### Task
Return, unchanged, the rows below starting with the line containing "Give bounding boxes" and going on through the line containing "card-title: 19 - L10002", both included, and nothing else.

### Data shown
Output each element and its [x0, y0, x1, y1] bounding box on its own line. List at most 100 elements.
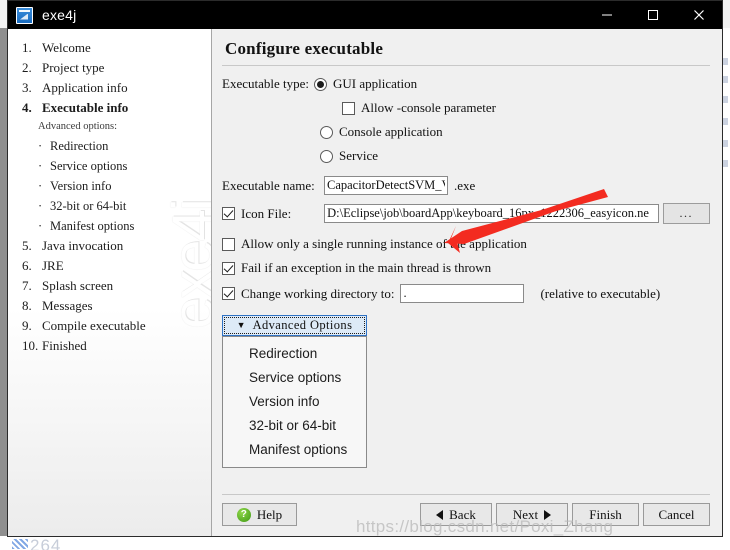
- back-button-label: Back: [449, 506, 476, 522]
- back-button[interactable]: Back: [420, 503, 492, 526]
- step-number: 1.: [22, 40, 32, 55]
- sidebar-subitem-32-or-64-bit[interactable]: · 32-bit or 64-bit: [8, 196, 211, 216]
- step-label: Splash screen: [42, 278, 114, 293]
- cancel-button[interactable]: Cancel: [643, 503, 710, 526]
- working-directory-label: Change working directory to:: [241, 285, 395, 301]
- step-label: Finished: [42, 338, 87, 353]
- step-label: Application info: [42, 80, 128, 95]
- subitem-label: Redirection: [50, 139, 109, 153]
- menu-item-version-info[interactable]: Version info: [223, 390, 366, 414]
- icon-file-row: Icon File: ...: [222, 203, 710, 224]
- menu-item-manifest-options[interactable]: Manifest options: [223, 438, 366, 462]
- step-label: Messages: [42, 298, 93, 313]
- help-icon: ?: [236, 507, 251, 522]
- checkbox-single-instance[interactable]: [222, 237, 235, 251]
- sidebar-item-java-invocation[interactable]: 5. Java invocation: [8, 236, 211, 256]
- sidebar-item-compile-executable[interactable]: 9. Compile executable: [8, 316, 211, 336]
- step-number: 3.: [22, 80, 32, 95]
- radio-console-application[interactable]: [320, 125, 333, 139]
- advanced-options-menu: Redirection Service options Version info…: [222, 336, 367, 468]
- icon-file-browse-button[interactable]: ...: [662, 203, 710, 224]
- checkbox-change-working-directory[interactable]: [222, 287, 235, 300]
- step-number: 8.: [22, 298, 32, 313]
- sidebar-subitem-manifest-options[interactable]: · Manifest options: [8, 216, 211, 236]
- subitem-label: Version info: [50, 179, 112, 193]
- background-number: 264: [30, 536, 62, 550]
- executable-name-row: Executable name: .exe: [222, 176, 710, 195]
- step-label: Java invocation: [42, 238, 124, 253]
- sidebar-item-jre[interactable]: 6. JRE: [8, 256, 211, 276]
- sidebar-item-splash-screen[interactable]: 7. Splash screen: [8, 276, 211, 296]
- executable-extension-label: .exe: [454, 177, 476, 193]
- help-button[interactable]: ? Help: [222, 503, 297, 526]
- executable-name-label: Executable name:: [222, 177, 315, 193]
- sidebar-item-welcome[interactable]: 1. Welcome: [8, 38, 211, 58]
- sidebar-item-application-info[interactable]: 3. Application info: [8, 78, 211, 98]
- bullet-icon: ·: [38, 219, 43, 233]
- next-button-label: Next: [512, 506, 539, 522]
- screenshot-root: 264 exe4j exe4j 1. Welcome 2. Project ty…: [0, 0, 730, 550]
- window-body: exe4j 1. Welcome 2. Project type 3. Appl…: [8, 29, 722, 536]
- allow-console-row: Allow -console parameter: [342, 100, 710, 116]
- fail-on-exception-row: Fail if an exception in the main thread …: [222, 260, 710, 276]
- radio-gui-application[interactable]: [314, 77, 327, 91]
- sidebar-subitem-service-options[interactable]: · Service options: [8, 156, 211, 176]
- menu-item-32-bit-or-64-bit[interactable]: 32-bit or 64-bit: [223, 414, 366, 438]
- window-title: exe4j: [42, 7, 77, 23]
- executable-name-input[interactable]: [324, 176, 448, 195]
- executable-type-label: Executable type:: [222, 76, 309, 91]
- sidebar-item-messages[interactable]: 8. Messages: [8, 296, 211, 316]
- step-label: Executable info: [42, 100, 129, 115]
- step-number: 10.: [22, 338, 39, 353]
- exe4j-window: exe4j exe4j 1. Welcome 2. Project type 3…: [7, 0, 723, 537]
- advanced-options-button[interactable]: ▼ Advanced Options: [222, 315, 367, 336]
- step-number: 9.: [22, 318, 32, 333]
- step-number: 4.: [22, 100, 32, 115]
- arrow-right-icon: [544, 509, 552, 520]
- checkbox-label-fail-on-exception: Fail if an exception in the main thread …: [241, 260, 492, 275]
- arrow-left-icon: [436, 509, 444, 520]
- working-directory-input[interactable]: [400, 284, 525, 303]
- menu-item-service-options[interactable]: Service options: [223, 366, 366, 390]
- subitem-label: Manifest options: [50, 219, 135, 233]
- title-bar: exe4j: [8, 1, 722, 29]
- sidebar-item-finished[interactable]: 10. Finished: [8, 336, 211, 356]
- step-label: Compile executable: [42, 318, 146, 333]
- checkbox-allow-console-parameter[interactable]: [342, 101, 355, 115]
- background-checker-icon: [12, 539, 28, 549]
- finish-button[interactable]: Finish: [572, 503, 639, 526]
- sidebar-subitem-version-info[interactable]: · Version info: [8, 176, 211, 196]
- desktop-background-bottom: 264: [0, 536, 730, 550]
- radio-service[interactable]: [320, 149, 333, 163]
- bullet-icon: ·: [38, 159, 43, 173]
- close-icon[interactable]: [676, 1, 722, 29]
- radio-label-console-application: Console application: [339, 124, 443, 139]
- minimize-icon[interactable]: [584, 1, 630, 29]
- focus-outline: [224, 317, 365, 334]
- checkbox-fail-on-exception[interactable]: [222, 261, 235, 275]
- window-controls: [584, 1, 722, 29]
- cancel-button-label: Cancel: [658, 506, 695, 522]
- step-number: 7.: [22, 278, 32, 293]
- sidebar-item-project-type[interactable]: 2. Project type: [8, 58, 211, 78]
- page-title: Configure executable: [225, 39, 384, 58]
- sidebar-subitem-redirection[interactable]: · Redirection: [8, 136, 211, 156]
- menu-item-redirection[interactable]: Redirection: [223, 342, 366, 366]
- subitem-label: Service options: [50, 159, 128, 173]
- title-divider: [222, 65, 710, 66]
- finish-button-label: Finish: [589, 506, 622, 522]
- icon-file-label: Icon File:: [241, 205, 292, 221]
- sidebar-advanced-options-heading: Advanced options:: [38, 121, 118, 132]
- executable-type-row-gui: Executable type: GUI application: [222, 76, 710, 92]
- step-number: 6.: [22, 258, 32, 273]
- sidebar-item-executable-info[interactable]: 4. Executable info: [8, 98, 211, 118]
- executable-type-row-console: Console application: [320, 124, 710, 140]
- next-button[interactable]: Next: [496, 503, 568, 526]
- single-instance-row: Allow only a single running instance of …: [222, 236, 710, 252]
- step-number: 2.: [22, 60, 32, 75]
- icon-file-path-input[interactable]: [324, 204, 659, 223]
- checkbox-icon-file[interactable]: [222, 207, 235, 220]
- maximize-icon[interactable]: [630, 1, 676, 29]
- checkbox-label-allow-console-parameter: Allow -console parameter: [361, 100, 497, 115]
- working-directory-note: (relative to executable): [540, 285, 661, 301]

...

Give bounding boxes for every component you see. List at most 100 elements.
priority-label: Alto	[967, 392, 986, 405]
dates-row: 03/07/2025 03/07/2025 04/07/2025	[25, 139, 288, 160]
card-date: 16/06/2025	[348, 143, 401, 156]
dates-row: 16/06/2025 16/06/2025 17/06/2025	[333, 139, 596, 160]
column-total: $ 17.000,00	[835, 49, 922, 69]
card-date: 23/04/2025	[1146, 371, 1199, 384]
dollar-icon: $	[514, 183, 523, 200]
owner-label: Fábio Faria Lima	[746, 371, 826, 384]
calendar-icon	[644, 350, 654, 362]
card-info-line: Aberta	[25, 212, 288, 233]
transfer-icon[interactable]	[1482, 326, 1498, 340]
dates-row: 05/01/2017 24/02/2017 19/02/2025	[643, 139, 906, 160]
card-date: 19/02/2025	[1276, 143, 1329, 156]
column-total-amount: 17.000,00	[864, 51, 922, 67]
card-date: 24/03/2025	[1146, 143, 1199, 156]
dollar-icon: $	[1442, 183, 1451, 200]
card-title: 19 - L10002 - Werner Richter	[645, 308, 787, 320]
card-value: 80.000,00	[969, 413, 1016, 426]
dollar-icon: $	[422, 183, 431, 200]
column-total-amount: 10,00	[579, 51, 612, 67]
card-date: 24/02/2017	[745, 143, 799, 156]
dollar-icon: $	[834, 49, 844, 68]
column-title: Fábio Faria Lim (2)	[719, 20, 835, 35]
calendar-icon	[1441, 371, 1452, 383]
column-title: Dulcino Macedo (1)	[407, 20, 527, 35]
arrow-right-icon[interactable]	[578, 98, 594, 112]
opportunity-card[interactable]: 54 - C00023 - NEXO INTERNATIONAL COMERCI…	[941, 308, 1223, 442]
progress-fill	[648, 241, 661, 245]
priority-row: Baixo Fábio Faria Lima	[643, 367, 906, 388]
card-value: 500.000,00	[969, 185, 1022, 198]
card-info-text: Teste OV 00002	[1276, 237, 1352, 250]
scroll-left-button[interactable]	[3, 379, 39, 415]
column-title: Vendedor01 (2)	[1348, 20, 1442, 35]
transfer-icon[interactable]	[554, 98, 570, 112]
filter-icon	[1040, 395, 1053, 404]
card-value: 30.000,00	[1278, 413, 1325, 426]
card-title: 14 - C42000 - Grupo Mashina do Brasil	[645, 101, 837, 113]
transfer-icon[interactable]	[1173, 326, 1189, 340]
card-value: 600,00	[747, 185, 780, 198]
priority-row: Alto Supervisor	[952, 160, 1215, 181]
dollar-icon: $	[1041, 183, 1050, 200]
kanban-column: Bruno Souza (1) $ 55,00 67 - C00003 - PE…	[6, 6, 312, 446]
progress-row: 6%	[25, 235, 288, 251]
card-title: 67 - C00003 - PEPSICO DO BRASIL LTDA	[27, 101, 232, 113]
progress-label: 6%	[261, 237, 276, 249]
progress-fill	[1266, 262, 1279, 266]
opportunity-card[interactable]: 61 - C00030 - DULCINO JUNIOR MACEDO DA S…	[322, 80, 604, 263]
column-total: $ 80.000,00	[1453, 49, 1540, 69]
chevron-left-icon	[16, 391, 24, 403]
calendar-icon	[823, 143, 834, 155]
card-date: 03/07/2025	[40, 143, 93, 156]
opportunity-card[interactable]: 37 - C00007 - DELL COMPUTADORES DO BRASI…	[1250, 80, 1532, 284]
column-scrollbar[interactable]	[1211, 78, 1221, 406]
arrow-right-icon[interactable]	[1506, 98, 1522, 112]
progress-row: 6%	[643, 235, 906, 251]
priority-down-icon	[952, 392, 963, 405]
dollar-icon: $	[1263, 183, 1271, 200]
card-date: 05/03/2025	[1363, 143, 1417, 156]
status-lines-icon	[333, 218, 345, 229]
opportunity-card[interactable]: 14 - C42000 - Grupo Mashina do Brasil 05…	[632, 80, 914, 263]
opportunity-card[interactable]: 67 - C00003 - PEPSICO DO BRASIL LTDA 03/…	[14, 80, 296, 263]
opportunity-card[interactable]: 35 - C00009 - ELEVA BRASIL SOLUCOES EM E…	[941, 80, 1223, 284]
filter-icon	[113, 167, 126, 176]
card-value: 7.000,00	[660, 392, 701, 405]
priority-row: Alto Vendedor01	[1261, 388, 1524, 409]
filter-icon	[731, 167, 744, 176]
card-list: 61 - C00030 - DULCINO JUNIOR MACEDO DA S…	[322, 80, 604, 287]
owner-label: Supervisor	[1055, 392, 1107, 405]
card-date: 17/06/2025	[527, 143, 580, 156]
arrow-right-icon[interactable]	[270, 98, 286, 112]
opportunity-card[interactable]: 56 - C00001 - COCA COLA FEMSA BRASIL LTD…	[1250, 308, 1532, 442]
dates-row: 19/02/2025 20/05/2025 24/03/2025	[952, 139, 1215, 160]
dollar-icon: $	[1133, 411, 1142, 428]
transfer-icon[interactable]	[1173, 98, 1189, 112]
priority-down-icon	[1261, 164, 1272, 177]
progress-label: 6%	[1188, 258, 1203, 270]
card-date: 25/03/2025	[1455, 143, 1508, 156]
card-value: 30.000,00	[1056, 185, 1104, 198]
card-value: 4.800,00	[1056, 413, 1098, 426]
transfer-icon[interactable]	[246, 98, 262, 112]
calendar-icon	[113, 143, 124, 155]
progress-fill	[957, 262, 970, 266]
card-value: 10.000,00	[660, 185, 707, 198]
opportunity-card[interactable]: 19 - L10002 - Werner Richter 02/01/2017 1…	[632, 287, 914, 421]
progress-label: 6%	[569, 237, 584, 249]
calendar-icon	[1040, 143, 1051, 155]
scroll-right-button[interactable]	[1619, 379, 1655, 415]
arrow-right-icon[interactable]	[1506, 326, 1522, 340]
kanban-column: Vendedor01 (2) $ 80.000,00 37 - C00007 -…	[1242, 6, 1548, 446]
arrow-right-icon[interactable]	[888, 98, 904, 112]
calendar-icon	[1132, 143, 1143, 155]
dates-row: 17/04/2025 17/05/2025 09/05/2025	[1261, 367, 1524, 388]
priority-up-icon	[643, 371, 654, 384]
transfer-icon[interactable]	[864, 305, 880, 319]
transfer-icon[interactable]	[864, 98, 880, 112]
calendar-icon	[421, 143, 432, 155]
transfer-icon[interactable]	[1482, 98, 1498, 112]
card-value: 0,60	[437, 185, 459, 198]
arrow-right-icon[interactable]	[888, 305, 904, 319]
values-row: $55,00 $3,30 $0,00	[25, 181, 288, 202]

### Completed exercise
Give bounding boxes for every component you see. List at most 100 elements.
priority-label: Alto	[967, 392, 986, 405]
dates-row: 03/07/2025 03/07/2025 04/07/2025	[25, 139, 288, 160]
card-date: 16/06/2025	[348, 143, 401, 156]
dates-row: 16/06/2025 16/06/2025 17/06/2025	[333, 139, 596, 160]
column-total: $ 17.000,00	[835, 49, 922, 69]
card-date: 23/04/2025	[1146, 371, 1199, 384]
dollar-icon: $	[514, 183, 523, 200]
owner-label: Fábio Faria Lima	[746, 371, 826, 384]
calendar-icon	[644, 350, 654, 362]
card-info-line: Aberta	[25, 212, 288, 233]
transfer-icon[interactable]	[1482, 326, 1498, 340]
dates-row: 05/01/2017 24/02/2017 19/02/2025	[643, 139, 906, 160]
card-date: 19/02/2025	[1276, 143, 1329, 156]
column-total-amount: 17.000,00	[864, 51, 922, 67]
card-date: 24/03/2025	[1146, 143, 1199, 156]
dollar-icon: $	[1442, 183, 1451, 200]
card-title: 19 - L10002 - Werner Richter	[645, 308, 787, 320]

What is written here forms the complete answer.